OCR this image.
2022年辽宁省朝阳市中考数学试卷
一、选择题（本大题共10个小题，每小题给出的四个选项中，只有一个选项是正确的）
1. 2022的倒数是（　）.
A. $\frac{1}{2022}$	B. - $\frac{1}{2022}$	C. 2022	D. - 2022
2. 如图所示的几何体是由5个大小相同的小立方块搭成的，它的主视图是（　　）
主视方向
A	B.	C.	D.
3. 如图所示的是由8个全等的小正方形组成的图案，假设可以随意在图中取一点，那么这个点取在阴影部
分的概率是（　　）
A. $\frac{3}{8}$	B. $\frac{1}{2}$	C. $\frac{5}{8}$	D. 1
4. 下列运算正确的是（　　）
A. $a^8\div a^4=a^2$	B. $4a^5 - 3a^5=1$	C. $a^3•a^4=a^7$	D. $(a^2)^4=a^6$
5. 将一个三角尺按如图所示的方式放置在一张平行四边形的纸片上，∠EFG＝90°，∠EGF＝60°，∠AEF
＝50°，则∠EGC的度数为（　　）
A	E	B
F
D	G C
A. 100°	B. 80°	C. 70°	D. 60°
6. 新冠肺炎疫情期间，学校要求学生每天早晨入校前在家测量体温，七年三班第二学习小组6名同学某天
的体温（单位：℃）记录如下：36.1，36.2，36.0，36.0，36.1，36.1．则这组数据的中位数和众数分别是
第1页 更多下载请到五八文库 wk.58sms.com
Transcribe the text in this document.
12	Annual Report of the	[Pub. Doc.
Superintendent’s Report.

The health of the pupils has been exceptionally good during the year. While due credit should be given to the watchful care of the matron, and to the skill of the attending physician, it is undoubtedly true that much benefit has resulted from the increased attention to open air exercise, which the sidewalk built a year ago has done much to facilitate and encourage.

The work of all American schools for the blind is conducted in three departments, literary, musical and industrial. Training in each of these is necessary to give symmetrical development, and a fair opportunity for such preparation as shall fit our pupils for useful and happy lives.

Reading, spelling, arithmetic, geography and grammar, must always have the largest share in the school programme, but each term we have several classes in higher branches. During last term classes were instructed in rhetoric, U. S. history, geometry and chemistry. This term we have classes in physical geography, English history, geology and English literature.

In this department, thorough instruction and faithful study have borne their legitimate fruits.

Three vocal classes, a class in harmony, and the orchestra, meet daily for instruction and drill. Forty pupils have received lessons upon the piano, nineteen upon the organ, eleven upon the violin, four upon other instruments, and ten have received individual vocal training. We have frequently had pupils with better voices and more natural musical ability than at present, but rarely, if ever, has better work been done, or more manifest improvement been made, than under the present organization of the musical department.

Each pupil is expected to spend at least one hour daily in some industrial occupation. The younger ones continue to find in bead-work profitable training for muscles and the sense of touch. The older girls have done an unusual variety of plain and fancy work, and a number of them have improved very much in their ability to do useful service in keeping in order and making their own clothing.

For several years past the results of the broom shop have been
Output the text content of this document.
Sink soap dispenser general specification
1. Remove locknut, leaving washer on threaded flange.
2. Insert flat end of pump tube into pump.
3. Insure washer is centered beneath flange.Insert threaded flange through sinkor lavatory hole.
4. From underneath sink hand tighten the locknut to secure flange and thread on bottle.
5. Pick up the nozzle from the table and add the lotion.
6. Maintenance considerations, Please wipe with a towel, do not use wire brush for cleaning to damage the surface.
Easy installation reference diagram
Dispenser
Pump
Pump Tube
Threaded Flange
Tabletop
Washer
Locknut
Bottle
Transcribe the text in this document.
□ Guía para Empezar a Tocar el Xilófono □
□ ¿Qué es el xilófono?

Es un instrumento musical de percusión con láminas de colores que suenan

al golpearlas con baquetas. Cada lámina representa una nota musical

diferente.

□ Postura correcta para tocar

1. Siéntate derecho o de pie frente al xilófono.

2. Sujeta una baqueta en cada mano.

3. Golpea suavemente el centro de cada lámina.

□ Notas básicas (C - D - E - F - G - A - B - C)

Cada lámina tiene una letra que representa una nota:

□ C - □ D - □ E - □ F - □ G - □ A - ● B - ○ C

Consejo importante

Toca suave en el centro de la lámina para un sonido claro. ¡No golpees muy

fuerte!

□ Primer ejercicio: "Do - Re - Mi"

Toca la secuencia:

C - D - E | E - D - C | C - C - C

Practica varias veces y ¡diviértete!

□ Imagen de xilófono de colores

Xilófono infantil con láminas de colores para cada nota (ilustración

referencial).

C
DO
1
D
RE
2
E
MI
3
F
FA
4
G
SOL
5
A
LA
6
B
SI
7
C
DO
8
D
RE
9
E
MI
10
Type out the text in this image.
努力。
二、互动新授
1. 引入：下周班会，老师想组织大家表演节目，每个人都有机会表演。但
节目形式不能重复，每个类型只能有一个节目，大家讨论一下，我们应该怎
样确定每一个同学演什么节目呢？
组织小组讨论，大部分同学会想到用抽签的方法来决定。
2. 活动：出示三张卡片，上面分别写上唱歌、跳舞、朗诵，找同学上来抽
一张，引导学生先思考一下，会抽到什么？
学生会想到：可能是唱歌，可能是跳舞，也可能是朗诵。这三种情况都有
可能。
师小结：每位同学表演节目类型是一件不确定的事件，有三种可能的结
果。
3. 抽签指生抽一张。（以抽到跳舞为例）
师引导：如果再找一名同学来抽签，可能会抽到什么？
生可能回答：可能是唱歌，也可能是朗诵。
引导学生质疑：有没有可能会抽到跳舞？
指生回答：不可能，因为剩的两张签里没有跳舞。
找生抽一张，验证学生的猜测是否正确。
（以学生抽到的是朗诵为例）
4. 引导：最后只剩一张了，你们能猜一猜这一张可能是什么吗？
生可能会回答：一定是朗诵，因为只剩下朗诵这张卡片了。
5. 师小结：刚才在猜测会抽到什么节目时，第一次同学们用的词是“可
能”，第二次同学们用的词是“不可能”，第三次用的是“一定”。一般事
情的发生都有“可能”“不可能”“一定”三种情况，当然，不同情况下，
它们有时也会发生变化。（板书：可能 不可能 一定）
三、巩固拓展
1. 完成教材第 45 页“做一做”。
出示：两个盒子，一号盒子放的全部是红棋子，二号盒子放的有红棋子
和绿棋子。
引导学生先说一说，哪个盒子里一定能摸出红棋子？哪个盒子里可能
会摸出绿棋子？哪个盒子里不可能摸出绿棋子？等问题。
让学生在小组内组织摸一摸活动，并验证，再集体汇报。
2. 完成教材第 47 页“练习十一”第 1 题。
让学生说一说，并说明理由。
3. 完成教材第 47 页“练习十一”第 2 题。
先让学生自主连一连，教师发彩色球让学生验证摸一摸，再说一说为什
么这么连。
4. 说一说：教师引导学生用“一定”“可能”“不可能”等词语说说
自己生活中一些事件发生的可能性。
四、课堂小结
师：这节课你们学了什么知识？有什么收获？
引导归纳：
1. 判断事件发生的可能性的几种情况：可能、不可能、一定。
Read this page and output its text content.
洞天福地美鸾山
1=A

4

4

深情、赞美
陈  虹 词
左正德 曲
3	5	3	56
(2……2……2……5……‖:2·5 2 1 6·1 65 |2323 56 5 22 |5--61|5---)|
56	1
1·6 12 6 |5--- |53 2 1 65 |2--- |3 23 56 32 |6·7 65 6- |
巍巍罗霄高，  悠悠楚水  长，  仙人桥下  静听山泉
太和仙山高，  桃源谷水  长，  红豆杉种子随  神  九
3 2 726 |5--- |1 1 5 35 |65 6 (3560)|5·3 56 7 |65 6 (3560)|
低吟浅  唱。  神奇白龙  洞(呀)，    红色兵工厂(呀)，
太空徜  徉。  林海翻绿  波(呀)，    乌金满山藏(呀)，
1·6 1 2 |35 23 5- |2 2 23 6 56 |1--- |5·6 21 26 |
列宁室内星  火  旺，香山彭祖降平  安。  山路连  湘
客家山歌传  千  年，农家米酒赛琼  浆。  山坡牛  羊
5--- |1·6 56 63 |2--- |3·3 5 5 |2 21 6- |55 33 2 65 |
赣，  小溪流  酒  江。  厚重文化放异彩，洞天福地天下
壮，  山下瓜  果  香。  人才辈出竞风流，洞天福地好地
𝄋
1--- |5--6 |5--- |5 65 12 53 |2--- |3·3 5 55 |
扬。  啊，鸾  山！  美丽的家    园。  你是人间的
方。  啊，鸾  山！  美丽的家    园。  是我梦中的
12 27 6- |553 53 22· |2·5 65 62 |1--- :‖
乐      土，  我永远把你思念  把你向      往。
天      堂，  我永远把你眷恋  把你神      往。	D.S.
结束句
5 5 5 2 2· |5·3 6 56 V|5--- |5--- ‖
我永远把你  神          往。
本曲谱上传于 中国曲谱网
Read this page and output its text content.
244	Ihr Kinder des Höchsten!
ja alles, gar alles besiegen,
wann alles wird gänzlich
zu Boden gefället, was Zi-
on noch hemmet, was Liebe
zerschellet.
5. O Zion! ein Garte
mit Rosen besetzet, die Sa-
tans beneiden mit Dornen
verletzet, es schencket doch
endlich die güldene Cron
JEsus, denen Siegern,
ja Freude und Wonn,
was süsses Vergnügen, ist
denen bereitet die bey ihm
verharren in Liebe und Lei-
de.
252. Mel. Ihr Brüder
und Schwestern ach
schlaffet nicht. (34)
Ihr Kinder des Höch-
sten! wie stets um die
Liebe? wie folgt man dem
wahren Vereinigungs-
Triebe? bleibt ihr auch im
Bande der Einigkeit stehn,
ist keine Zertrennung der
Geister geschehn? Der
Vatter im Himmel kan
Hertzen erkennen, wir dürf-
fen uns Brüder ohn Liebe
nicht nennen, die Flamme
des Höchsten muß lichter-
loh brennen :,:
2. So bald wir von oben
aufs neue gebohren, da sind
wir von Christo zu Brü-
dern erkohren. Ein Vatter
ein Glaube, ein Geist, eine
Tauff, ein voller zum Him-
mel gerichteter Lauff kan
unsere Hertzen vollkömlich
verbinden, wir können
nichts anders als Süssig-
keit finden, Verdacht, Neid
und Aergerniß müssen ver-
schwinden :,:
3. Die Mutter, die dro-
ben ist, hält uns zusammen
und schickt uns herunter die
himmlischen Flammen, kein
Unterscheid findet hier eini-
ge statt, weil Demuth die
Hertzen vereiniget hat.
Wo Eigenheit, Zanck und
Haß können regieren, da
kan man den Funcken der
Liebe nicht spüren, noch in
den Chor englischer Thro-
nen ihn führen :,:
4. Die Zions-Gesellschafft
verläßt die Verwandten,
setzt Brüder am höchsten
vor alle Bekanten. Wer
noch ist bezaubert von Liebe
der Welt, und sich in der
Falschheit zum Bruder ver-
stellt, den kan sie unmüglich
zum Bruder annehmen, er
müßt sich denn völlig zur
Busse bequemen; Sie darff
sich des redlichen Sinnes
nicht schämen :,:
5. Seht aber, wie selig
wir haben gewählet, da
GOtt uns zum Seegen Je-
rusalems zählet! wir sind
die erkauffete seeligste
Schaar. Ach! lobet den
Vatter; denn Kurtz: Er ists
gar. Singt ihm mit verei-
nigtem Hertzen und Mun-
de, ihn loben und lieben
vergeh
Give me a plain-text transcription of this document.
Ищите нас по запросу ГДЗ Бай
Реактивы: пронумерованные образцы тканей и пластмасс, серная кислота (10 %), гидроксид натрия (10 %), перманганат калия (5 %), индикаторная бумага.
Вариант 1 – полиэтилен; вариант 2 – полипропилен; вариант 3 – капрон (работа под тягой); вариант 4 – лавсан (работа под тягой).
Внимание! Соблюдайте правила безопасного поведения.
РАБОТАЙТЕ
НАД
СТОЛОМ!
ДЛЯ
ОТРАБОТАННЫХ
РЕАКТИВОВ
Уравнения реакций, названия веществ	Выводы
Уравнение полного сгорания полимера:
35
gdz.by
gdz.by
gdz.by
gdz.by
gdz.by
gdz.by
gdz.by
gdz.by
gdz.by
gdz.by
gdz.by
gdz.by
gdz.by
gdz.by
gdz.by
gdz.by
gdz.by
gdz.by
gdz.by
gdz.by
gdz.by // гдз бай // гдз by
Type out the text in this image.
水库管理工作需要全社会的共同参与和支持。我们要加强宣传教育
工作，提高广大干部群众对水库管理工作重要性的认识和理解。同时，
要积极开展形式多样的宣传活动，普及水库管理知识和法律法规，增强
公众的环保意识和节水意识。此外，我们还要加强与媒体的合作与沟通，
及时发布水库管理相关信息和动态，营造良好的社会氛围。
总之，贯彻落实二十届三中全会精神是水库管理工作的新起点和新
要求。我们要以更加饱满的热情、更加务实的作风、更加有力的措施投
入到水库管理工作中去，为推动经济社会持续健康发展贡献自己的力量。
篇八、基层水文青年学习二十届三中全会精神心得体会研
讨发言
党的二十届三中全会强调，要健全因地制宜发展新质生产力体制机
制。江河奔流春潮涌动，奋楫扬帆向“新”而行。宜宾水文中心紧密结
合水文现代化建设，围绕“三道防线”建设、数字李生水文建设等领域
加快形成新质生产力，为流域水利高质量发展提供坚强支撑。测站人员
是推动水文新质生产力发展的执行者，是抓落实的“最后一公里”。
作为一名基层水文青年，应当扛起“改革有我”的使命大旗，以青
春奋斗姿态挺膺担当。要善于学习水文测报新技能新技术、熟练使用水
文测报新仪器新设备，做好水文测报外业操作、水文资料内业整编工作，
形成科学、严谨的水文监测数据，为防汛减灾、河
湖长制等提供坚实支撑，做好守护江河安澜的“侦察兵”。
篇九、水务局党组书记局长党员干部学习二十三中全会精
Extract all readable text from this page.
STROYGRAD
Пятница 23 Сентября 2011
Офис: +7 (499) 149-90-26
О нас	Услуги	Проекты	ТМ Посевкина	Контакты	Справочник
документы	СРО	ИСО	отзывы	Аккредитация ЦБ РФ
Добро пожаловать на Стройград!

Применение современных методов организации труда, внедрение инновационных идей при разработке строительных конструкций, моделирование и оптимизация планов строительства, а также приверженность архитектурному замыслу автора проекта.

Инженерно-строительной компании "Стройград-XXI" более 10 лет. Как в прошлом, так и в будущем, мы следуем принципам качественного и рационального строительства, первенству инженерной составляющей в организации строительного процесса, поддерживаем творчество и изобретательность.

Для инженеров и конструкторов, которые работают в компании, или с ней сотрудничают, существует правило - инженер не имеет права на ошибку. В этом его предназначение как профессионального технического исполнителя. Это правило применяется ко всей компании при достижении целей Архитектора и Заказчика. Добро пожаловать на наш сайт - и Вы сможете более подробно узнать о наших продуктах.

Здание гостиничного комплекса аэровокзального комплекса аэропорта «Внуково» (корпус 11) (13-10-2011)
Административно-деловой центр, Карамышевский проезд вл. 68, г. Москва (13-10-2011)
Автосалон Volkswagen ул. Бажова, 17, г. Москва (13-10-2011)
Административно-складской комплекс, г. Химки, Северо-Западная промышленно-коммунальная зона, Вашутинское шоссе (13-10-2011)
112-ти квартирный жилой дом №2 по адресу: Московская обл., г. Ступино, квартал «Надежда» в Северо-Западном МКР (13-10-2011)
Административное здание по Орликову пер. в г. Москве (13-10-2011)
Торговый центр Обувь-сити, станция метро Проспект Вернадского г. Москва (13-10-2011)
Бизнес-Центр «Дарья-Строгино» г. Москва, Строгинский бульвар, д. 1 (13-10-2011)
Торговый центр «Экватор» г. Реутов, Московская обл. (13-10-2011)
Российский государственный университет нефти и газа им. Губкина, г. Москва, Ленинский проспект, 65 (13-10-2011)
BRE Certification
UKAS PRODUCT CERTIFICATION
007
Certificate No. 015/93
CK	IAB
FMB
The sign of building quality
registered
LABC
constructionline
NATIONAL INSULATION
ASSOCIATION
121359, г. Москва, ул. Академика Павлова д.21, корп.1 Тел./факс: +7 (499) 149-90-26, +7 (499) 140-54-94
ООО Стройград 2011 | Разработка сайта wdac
· · · · ·
** DIRECTION **
Note how many lines in the material hold the word "been", and give that number with nothing added.

** RIGHT ANSWER **
3